> Exercise material:
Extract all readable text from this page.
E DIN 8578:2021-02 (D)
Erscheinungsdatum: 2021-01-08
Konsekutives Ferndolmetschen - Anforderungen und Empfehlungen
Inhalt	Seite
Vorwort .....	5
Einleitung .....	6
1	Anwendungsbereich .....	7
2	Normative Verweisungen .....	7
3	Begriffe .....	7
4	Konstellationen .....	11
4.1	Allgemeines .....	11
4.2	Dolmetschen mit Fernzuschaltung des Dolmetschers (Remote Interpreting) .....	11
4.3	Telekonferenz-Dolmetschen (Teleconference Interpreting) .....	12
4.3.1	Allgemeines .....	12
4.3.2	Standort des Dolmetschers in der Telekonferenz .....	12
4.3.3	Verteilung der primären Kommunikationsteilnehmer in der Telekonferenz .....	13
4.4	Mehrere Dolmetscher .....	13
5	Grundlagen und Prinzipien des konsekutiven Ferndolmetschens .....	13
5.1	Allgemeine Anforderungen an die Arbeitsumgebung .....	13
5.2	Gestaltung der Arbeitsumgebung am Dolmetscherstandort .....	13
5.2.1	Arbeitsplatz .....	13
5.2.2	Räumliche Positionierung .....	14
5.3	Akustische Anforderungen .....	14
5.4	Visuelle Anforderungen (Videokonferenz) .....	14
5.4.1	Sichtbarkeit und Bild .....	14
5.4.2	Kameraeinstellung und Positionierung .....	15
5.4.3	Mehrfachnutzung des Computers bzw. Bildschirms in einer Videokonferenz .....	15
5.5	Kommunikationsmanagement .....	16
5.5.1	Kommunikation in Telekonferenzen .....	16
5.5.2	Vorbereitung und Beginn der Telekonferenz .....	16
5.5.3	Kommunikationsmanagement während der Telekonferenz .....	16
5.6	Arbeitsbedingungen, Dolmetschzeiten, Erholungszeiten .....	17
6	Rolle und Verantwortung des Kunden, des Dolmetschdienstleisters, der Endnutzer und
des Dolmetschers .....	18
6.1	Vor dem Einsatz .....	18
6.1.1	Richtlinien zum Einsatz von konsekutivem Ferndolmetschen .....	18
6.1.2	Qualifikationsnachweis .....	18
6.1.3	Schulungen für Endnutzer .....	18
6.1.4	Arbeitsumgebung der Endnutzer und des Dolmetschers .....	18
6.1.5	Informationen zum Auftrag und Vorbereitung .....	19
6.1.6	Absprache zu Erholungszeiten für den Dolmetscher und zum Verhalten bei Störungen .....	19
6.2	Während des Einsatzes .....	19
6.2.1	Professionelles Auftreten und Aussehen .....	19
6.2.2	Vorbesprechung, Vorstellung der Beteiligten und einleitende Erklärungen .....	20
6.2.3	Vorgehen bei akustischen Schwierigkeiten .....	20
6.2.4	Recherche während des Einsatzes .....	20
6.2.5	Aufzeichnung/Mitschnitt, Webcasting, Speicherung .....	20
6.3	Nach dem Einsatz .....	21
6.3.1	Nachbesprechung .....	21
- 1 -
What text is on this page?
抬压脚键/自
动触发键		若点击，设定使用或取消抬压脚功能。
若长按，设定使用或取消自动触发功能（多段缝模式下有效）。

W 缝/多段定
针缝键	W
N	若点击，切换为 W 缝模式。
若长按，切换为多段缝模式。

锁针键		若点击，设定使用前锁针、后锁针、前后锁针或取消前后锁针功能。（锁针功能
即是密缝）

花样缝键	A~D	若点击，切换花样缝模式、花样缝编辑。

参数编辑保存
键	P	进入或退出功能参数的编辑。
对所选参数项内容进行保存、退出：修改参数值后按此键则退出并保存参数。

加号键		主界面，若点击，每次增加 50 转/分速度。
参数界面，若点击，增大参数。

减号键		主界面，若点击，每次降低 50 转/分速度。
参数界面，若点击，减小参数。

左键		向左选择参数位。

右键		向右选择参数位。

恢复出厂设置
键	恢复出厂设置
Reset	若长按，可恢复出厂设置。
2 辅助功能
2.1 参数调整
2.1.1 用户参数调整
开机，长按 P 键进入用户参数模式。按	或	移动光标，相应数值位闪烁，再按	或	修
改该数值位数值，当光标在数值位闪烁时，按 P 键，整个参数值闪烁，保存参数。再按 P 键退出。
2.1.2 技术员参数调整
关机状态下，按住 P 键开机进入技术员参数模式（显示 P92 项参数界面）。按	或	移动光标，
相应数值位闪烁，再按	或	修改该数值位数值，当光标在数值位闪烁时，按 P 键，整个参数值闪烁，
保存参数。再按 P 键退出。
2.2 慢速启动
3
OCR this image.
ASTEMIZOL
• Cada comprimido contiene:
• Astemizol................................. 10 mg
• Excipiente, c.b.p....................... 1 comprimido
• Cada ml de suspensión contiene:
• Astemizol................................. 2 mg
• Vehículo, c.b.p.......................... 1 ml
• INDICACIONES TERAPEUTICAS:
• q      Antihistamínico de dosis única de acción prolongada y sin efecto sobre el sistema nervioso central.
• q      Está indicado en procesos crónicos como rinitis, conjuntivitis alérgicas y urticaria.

> What is being asked: Pick out and copy the lines of the material that include the word "this".

> Task solution:
Extract all readable text from this page.
What text is on this page?
OCR this image.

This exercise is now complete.